§ SET PROBLEM
Edit the material from its first line through the line containing "close-button[interactable] xyxy=(1372,13,1418,59)", changing "pegman-icon" to "street-view-icon" and leaving everything else unchanged.

Layout coordinate data:

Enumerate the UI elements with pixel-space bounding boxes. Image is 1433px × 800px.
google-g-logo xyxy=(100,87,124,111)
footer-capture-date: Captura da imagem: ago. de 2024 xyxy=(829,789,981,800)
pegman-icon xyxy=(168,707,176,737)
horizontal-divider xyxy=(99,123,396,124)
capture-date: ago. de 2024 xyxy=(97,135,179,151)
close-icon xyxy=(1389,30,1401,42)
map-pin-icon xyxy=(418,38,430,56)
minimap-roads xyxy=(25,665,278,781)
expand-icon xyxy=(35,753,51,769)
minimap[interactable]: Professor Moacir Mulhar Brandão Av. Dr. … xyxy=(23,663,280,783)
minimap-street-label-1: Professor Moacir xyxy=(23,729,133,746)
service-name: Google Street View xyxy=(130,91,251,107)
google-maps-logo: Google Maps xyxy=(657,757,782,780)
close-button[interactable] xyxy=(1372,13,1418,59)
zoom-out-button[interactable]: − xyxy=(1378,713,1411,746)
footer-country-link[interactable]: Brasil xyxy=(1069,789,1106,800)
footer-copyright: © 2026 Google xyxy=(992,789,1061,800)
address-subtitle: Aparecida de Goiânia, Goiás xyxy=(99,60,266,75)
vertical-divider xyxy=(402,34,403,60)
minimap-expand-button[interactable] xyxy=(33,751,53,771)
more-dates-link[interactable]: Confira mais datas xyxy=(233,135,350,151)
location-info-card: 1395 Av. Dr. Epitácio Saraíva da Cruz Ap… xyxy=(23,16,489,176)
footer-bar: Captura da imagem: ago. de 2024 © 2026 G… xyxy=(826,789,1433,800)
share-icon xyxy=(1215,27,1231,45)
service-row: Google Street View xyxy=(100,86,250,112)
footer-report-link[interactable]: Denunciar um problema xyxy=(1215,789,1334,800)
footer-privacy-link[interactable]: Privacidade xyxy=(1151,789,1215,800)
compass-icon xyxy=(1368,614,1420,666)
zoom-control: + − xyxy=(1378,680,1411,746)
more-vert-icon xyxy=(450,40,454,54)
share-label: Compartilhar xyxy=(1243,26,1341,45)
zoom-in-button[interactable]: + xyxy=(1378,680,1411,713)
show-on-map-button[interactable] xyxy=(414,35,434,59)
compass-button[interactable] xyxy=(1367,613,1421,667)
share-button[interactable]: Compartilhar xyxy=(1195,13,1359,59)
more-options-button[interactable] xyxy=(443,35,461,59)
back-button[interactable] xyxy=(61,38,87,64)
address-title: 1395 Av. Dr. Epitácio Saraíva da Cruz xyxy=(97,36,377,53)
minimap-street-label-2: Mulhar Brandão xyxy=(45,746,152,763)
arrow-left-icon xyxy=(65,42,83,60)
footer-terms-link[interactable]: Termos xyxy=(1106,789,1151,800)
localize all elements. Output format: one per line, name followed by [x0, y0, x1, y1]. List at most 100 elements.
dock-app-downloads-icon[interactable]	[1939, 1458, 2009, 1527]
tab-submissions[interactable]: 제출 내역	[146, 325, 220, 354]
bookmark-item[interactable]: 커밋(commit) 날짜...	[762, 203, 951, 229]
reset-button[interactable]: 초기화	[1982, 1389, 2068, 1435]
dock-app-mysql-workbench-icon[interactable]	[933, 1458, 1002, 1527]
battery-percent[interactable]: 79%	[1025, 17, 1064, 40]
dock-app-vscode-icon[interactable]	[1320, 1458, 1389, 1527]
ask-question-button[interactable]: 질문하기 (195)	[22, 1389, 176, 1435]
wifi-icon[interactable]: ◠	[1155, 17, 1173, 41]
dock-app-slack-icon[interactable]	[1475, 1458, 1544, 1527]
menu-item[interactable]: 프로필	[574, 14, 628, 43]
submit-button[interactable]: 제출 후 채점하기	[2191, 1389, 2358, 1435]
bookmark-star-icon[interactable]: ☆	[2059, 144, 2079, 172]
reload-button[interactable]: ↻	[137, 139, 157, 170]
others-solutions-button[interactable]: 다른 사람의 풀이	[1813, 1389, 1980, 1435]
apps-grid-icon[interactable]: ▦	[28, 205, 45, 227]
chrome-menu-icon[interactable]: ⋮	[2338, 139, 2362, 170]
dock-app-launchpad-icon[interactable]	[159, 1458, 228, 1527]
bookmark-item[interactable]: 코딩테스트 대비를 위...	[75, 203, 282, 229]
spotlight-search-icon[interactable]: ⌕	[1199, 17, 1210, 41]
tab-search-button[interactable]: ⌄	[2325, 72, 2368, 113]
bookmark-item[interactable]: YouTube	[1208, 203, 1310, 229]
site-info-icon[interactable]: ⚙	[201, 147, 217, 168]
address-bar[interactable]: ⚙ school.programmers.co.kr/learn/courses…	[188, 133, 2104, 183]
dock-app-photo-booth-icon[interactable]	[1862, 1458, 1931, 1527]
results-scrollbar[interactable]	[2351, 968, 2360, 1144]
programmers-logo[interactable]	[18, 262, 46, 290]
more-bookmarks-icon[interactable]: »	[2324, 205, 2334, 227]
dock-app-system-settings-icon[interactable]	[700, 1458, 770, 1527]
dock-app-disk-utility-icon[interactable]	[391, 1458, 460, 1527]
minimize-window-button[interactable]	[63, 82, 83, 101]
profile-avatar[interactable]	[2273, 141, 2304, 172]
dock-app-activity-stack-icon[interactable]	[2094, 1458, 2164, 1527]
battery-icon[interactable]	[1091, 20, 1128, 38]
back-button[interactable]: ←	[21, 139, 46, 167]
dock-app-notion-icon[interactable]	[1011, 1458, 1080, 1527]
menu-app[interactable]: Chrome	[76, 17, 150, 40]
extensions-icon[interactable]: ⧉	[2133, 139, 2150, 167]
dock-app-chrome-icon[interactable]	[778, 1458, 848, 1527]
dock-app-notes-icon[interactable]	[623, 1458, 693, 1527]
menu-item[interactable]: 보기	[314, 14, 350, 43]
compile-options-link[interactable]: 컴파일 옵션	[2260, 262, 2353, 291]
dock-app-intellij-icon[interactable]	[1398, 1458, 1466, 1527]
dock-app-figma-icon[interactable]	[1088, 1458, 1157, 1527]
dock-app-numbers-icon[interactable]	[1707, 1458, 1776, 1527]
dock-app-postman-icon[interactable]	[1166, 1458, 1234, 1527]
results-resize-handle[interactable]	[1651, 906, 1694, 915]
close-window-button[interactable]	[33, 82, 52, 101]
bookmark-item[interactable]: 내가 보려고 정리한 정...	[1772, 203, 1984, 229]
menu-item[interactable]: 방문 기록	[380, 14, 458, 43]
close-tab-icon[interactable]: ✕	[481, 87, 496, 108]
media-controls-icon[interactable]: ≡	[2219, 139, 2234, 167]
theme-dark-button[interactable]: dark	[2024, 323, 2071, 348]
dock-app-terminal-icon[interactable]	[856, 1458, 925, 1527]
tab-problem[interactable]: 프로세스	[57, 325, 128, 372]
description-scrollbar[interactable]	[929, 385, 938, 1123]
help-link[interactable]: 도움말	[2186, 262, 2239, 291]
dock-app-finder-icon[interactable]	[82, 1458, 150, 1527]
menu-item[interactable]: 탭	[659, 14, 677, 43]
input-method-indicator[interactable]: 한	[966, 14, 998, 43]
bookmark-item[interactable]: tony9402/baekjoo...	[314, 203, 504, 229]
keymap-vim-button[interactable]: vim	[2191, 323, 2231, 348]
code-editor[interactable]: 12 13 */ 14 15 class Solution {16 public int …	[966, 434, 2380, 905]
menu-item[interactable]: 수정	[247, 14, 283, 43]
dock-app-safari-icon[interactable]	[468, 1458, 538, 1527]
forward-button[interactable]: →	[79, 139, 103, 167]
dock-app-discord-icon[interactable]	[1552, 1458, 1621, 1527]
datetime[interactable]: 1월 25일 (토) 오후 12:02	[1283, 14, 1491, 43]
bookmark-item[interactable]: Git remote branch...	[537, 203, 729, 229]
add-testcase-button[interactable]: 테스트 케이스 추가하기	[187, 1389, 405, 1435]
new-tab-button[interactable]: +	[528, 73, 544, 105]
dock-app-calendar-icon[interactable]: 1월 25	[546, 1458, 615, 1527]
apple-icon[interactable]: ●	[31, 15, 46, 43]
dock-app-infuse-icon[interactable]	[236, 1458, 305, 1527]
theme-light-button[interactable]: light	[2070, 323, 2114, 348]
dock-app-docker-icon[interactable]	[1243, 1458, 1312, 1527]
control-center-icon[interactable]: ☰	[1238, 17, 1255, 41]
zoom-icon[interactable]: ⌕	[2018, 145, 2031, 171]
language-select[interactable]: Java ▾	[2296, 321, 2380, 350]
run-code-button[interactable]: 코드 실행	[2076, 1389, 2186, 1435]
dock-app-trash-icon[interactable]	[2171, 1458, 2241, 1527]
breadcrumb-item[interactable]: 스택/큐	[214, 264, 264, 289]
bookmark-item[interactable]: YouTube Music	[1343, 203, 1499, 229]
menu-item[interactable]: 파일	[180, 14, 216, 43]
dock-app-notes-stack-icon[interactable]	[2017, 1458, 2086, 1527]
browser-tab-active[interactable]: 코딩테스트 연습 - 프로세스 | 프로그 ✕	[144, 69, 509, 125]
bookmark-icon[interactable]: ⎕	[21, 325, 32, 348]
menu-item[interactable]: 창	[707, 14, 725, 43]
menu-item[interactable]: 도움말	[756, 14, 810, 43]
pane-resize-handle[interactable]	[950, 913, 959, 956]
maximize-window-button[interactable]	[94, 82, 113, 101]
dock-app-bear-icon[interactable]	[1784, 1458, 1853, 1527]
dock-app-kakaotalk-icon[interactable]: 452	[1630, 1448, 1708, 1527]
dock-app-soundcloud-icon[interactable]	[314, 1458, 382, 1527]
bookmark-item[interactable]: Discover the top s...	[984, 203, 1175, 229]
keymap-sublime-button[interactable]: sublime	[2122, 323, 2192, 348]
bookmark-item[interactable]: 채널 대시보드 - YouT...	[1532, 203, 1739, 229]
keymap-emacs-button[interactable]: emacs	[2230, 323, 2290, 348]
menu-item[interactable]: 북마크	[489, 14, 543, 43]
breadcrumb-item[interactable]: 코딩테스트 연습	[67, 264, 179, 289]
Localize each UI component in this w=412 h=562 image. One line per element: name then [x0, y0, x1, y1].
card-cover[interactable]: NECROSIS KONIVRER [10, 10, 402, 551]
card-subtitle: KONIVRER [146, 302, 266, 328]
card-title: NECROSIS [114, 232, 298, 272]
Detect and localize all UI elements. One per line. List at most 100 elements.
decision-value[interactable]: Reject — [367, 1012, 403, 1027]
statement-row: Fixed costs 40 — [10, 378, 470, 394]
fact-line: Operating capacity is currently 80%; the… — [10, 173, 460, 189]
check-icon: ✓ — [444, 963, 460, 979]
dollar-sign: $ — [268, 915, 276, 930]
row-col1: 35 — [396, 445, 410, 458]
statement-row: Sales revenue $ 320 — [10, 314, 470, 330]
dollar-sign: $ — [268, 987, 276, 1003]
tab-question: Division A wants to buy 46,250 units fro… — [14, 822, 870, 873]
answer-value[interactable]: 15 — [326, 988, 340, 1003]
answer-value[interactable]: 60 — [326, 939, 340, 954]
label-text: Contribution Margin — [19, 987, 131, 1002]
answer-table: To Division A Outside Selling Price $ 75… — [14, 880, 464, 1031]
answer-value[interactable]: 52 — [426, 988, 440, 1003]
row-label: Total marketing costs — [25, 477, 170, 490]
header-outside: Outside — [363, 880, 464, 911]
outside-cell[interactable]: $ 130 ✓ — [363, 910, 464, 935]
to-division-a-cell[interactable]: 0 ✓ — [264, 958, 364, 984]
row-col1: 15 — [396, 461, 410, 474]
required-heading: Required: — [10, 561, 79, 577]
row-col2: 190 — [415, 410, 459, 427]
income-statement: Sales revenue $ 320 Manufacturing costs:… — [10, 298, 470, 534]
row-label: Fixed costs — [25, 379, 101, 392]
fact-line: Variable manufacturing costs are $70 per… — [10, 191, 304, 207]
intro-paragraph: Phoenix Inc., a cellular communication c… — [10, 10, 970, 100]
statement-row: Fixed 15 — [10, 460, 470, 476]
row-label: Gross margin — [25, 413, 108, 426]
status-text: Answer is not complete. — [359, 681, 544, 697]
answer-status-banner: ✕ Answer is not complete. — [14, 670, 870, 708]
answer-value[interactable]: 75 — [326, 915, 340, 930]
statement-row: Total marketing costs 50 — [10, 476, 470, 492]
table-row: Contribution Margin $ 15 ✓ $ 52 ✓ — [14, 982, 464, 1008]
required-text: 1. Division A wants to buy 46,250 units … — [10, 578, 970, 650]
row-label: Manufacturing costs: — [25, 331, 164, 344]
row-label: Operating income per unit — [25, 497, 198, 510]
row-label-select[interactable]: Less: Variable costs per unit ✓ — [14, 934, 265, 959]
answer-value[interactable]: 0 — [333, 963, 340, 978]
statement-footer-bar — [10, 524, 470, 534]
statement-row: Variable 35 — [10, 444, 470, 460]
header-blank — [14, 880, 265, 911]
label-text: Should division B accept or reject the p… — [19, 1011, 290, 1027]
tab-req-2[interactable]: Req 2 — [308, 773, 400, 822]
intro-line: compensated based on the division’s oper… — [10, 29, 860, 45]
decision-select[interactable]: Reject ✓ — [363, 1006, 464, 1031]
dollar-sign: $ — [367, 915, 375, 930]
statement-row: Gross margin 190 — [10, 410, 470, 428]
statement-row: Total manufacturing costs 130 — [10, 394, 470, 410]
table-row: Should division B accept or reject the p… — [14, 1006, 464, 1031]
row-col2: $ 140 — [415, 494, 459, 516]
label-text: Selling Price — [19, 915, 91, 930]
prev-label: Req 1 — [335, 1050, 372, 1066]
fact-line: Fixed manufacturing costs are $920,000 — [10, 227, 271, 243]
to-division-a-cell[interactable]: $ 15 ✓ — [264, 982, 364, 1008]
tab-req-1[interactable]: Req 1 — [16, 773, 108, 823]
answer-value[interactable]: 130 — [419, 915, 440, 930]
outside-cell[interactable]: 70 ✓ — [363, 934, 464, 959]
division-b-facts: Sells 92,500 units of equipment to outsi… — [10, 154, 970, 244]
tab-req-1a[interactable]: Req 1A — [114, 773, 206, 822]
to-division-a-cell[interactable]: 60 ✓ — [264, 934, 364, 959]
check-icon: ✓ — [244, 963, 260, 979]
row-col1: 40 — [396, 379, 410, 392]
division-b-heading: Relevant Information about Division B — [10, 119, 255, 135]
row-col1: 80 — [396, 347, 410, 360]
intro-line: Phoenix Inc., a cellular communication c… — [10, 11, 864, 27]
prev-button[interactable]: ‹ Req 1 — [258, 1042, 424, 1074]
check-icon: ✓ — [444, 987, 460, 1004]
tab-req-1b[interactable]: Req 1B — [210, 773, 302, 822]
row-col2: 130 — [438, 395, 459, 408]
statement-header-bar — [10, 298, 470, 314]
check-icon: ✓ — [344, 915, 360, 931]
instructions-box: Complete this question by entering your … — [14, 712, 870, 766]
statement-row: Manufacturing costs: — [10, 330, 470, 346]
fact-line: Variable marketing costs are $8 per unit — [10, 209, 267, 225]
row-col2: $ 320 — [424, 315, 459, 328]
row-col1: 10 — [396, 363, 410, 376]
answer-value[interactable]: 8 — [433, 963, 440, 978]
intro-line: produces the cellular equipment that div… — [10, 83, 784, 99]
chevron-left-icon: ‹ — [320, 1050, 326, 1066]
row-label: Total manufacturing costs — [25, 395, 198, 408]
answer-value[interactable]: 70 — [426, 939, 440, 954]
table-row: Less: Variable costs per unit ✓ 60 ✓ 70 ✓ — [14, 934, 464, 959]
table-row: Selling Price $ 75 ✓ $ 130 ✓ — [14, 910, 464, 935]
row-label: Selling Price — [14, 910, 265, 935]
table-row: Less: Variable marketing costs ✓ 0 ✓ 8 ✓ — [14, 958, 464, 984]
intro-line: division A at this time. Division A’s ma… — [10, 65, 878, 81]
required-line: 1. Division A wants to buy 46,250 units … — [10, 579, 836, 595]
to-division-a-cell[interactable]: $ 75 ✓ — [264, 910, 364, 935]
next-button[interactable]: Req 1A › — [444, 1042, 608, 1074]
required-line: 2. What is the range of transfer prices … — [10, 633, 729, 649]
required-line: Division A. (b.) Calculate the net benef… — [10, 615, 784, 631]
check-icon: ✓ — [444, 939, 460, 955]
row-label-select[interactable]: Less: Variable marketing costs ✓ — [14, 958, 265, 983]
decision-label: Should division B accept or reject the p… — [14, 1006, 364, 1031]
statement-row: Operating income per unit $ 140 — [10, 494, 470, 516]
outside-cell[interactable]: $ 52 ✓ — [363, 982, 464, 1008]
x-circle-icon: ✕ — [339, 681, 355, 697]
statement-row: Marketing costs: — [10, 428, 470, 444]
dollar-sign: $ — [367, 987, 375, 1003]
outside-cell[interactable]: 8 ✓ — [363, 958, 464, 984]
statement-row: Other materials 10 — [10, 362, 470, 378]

§ EXPECTED OUTPUT
Enumerate the UI elements with pixel-space bounding boxes. Image is 1433px × 800px.
google-g-logo xyxy=(100,87,124,111)
footer-capture-date: Captura da imagem: ago. de 2024 xyxy=(829,789,981,800)
street-view-icon xyxy=(168,707,176,737)
horizontal-divider xyxy=(99,123,396,124)
capture-date: ago. de 2024 xyxy=(97,135,179,151)
close-icon xyxy=(1389,30,1401,42)
map-pin-icon xyxy=(418,38,430,56)
minimap-roads xyxy=(25,665,278,781)
expand-icon xyxy=(35,753,51,769)
minimap[interactable]: Professor Moacir Mulhar Brandão Av. Dr. … xyxy=(23,663,280,783)
minimap-street-label-1: Professor Moacir xyxy=(23,729,133,746)
service-name: Google Street View xyxy=(130,91,251,107)
google-maps-logo: Google Maps xyxy=(657,757,782,780)
close-button[interactable] xyxy=(1372,13,1418,59)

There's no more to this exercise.